# WHAT YOU HAVE TO DO
Below are some records. Say how many of their lines contain the string "Отменить", and give nothing but the number.

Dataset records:
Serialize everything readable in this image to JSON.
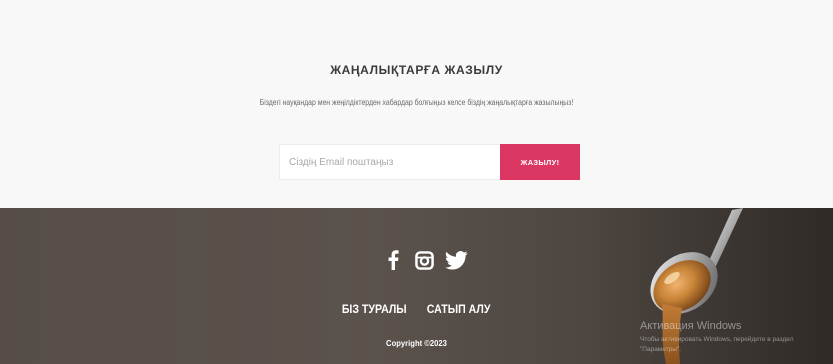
{
  "newsletter": {
    "title": "ЖАҢАЛЫҚТАРҒА ЖАЗЫЛУ",
    "subtitle": "Біздегі науқандар мен жеңілдіктерден хабардар болғыңыз келсе біздің жаңалықтарға жазылыңыз!",
    "email_placeholder": "Сіздің Email поштаңыз",
    "email_value": "",
    "subscribe_label": "ЖАЗЫЛУ!"
  },
  "footer": {
    "social_icons": [
      "facebook-icon",
      "instagram-icon",
      "twitter-icon"
    ],
    "links": [
      "БІЗ ТУРАЛЫ",
      "САТЫП АЛУ"
    ],
    "copyright": "Copyright ©2023"
  },
  "watermark": {
    "title": "Активация Windows",
    "text": "Чтобы активировать Windows, перейдите в раздел \"Параметры\"."
  },
  "colors": {
    "accent": "#db3762",
    "footer_bg": "#564d48",
    "newsletter_bg": "#f8f8f8"
  }
}
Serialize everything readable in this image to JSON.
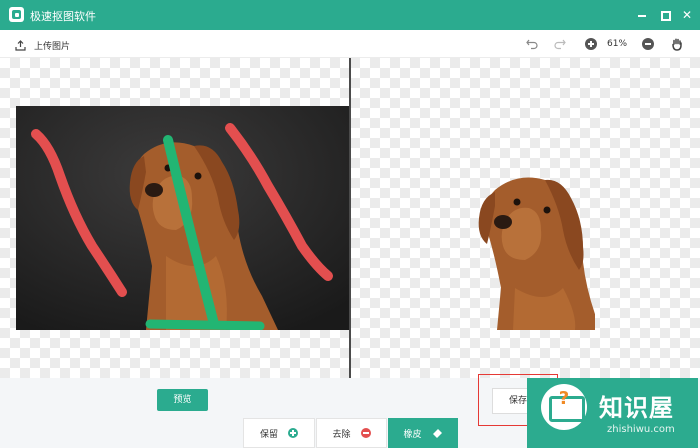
{
  "app": {
    "title": "极速抠图软件"
  },
  "window_controls": {
    "minimize": "minimize",
    "maximize": "maximize",
    "close": "✕"
  },
  "toolbar": {
    "upload_label": "上传图片",
    "zoom_level": "61%",
    "icons": [
      "upload-icon",
      "undo-icon",
      "redo-icon",
      "zoom-in-icon",
      "zoom-out-icon",
      "hand-icon"
    ]
  },
  "bottom": {
    "preview_label": "预览",
    "keep_label": "保留",
    "remove_label": "去除",
    "eraser_label": "橡皮",
    "save_label": "保存"
  },
  "watermark": {
    "title": "知识屋",
    "subtitle": "zhishiwu.com"
  },
  "colors": {
    "accent": "#2bab8f",
    "remove_stroke": "#e34f4f",
    "keep_stroke": "#22b573",
    "highlight_box": "#e53935"
  }
}
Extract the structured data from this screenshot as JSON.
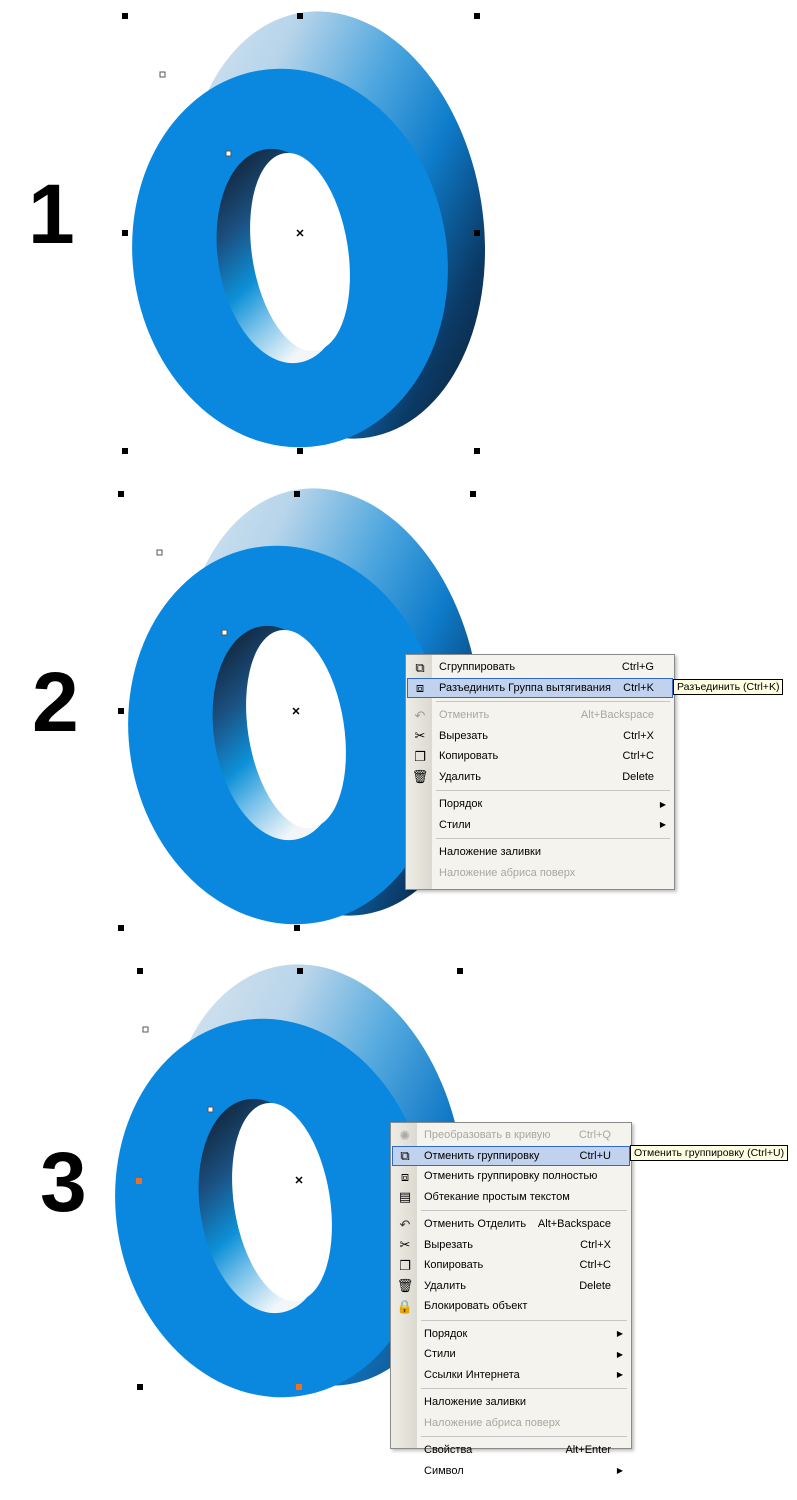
{
  "panels": [
    {
      "step": "1",
      "menu": null,
      "tooltip": null
    },
    {
      "step": "2",
      "menu": {
        "items": [
          {
            "type": "item",
            "icon": "group-icon",
            "label": "Сгруппировать",
            "shortcut": "Ctrl+G",
            "state": "normal"
          },
          {
            "type": "item",
            "icon": "break-apart-icon",
            "label": "Разъединить Группа вытягивания",
            "shortcut": "Ctrl+K",
            "state": "hover"
          },
          {
            "type": "sep"
          },
          {
            "type": "item",
            "icon": "undo-icon",
            "label": "Отменить",
            "shortcut": "Alt+Backspace",
            "state": "disabled"
          },
          {
            "type": "item",
            "icon": "cut-icon",
            "label": "Вырезать",
            "shortcut": "Ctrl+X",
            "state": "normal"
          },
          {
            "type": "item",
            "icon": "copy-icon",
            "label": "Копировать",
            "shortcut": "Ctrl+C",
            "state": "normal"
          },
          {
            "type": "item",
            "icon": "delete-icon",
            "label": "Удалить",
            "shortcut": "Delete",
            "state": "normal"
          },
          {
            "type": "sep"
          },
          {
            "type": "item",
            "icon": "",
            "label": "Порядок",
            "shortcut": "",
            "submenu": true,
            "state": "normal"
          },
          {
            "type": "item",
            "icon": "",
            "label": "Стили",
            "shortcut": "",
            "submenu": true,
            "state": "normal"
          },
          {
            "type": "sep"
          },
          {
            "type": "item",
            "icon": "",
            "label": "Наложение заливки",
            "shortcut": "",
            "state": "normal"
          },
          {
            "type": "item",
            "icon": "",
            "label": "Наложение абриса поверх",
            "shortcut": "",
            "state": "disabled"
          }
        ]
      },
      "tooltip": "Разъединить (Ctrl+K)"
    },
    {
      "step": "3",
      "menu": {
        "items": [
          {
            "type": "item",
            "icon": "convert-to-curves-icon",
            "label": "Преобразовать в кривую",
            "shortcut": "Ctrl+Q",
            "state": "disabled"
          },
          {
            "type": "item",
            "icon": "ungroup-icon",
            "label": "Отменить группировку",
            "shortcut": "Ctrl+U",
            "state": "hover"
          },
          {
            "type": "item",
            "icon": "ungroup-all-icon",
            "label": "Отменить группировку полностью",
            "shortcut": "",
            "state": "normal"
          },
          {
            "type": "item",
            "icon": "text-wrap-icon",
            "label": "Обтекание простым текстом",
            "shortcut": "",
            "state": "normal"
          },
          {
            "type": "sep"
          },
          {
            "type": "item",
            "icon": "undo-icon",
            "label": "Отменить Отделить",
            "shortcut": "Alt+Backspace",
            "state": "normal"
          },
          {
            "type": "item",
            "icon": "cut-icon",
            "label": "Вырезать",
            "shortcut": "Ctrl+X",
            "state": "normal"
          },
          {
            "type": "item",
            "icon": "copy-icon",
            "label": "Копировать",
            "shortcut": "Ctrl+C",
            "state": "normal"
          },
          {
            "type": "item",
            "icon": "delete-icon",
            "label": "Удалить",
            "shortcut": "Delete",
            "state": "normal"
          },
          {
            "type": "item",
            "icon": "lock-icon",
            "label": "Блокировать объект",
            "shortcut": "",
            "state": "normal"
          },
          {
            "type": "sep"
          },
          {
            "type": "item",
            "icon": "",
            "label": "Порядок",
            "shortcut": "",
            "submenu": true,
            "state": "normal"
          },
          {
            "type": "item",
            "icon": "",
            "label": "Стили",
            "shortcut": "",
            "submenu": true,
            "state": "normal"
          },
          {
            "type": "item",
            "icon": "",
            "label": "Ссылки Интернета",
            "shortcut": "",
            "submenu": true,
            "state": "normal"
          },
          {
            "type": "sep"
          },
          {
            "type": "item",
            "icon": "",
            "label": "Наложение заливки",
            "shortcut": "",
            "state": "normal"
          },
          {
            "type": "item",
            "icon": "",
            "label": "Наложение абриса поверх",
            "shortcut": "",
            "state": "disabled"
          },
          {
            "type": "sep"
          },
          {
            "type": "item",
            "icon": "",
            "label": "Свойства",
            "shortcut": "Alt+Enter",
            "state": "normal"
          },
          {
            "type": "item",
            "icon": "",
            "label": "Символ",
            "shortcut": "",
            "submenu": true,
            "state": "normal"
          }
        ]
      },
      "tooltip": "Отменить группировку (Ctrl+U)"
    }
  ],
  "colors": {
    "face": "#0a88e0",
    "hover_bg": "#c1d2ee",
    "hover_border": "#316ac5",
    "menu_bg": "#f4f3ee",
    "tooltip_bg": "#ffffe1",
    "anchor_selected": "#f07020"
  }
}
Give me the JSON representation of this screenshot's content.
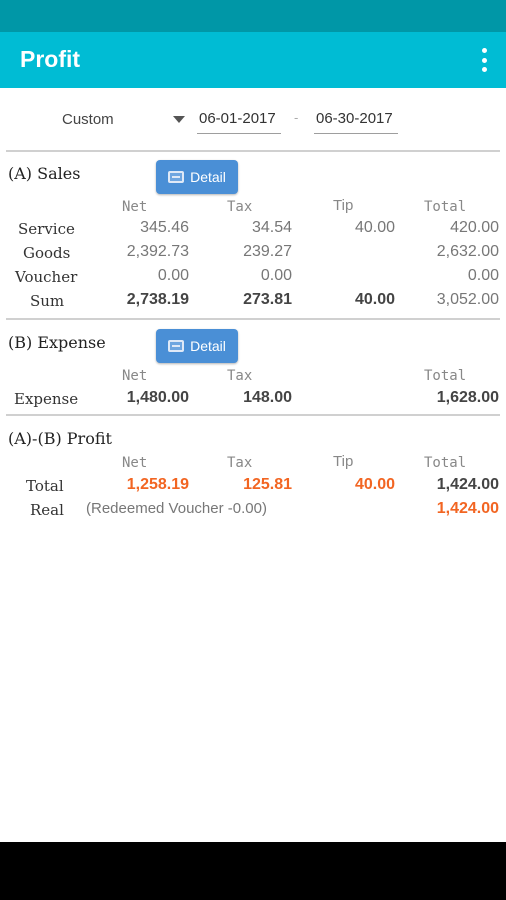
{
  "app": {
    "title": "Profit"
  },
  "filter": {
    "range": "Custom",
    "from_date": "06-01-2017",
    "separator": "-",
    "to_date": "06-30-2017"
  },
  "columns": {
    "net": "Net",
    "tax": "Tax",
    "tip": "Tip",
    "total": "Total"
  },
  "sales": {
    "title": "(A) Sales",
    "detail_label": "Detail",
    "rows": [
      {
        "label": "Service",
        "net": "345.46",
        "tax": "34.54",
        "tip": "40.00",
        "total": "420.00"
      },
      {
        "label": "Goods",
        "net": "2,392.73",
        "tax": "239.27",
        "tip": "",
        "total": "2,632.00"
      },
      {
        "label": "Voucher",
        "net": "0.00",
        "tax": "0.00",
        "tip": "",
        "total": "0.00"
      },
      {
        "label": "Sum",
        "net": "2,738.19",
        "tax": "273.81",
        "tip": "40.00",
        "total": "3,052.00"
      }
    ]
  },
  "expense": {
    "title": "(B) Expense",
    "detail_label": "Detail",
    "rows": [
      {
        "label": "Expense",
        "net": "1,480.00",
        "tax": "148.00",
        "total": "1,628.00"
      }
    ]
  },
  "profit": {
    "title": "(A)-(B) Profit",
    "total": {
      "label": "Total",
      "net": "1,258.19",
      "tax": "125.81",
      "tip": "40.00",
      "total": "1,424.00"
    },
    "real": {
      "label": "Real",
      "note": "(Redeemed Voucher -0.00)",
      "total": "1,424.00"
    }
  },
  "colors": {
    "status_bar": "#0097a7",
    "app_bar": "#00bcd4",
    "button": "#4a8fd6",
    "highlight": "#f26522"
  }
}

# FINAL RESULT
5